-- Start of Supplied data --
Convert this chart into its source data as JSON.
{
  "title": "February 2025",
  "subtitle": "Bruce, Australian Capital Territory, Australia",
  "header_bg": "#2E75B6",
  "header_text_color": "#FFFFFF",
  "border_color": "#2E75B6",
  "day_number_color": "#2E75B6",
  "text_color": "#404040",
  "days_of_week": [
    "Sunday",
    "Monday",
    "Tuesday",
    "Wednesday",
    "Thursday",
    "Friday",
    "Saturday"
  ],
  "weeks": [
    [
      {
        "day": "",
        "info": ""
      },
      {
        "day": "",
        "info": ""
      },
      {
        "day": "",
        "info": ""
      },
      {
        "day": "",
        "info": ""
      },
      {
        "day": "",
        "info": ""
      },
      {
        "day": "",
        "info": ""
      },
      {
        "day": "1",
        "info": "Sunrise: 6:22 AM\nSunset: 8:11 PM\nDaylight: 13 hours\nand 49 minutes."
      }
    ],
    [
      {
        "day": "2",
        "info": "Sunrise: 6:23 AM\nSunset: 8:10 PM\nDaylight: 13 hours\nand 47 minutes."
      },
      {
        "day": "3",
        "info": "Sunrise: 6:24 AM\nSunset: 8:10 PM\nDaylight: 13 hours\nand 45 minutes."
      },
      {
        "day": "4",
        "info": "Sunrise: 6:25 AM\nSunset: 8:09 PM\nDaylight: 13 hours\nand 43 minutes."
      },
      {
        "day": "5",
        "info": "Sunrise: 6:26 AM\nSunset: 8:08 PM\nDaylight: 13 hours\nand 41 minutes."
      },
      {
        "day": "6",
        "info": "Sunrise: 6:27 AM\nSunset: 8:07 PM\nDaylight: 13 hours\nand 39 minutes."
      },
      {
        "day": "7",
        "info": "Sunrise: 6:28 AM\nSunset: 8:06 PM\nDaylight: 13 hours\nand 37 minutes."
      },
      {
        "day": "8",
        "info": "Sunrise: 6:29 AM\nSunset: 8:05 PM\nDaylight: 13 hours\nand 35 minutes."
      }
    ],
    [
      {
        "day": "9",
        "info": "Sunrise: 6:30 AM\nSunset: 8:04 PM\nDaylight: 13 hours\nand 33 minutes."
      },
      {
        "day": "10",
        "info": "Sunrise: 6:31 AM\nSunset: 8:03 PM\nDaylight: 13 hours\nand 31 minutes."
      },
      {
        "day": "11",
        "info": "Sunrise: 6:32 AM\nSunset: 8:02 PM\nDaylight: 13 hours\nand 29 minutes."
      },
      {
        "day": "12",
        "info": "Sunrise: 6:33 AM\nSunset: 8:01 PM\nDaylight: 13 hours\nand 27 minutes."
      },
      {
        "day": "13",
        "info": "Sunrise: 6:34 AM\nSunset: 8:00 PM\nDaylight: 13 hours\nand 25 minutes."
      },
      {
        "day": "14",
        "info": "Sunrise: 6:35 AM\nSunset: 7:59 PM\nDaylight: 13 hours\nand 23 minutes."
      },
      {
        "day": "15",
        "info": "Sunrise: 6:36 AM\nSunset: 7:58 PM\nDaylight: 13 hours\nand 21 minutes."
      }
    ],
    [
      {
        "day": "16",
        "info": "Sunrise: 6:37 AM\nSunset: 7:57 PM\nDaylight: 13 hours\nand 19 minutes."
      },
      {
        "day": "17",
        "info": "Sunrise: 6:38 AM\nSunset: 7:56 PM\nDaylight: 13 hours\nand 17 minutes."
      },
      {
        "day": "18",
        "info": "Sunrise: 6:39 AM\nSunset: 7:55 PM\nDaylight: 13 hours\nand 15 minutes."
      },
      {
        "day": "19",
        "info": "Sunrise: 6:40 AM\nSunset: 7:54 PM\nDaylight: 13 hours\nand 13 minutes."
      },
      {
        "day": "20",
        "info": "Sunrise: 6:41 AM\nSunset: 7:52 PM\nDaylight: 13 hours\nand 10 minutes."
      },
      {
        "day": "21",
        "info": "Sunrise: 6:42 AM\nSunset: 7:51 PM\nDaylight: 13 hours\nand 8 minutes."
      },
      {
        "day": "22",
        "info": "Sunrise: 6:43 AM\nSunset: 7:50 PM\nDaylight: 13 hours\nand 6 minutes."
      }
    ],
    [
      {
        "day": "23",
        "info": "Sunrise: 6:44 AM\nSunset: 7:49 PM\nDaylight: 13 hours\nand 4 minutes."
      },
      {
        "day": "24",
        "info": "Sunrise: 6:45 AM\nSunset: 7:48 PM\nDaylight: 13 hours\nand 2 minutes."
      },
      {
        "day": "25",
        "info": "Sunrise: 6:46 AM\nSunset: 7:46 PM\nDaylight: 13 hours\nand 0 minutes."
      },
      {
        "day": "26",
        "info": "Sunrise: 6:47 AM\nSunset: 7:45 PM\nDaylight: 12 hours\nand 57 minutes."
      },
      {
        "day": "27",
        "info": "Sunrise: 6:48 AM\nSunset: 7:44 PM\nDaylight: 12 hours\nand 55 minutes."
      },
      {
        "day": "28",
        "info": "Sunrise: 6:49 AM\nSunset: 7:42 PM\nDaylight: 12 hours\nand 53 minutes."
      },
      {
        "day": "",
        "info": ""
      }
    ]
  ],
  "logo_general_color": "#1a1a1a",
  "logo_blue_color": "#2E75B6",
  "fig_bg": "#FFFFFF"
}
-- End of Supplied data --
▸ Your objective: Select and copy every line from the records that includes the word "FFFFFF".

▸ Answer to the problem:
  "header_text_color": "#FFFFFF",
  "fig_bg": "#FFFFFF"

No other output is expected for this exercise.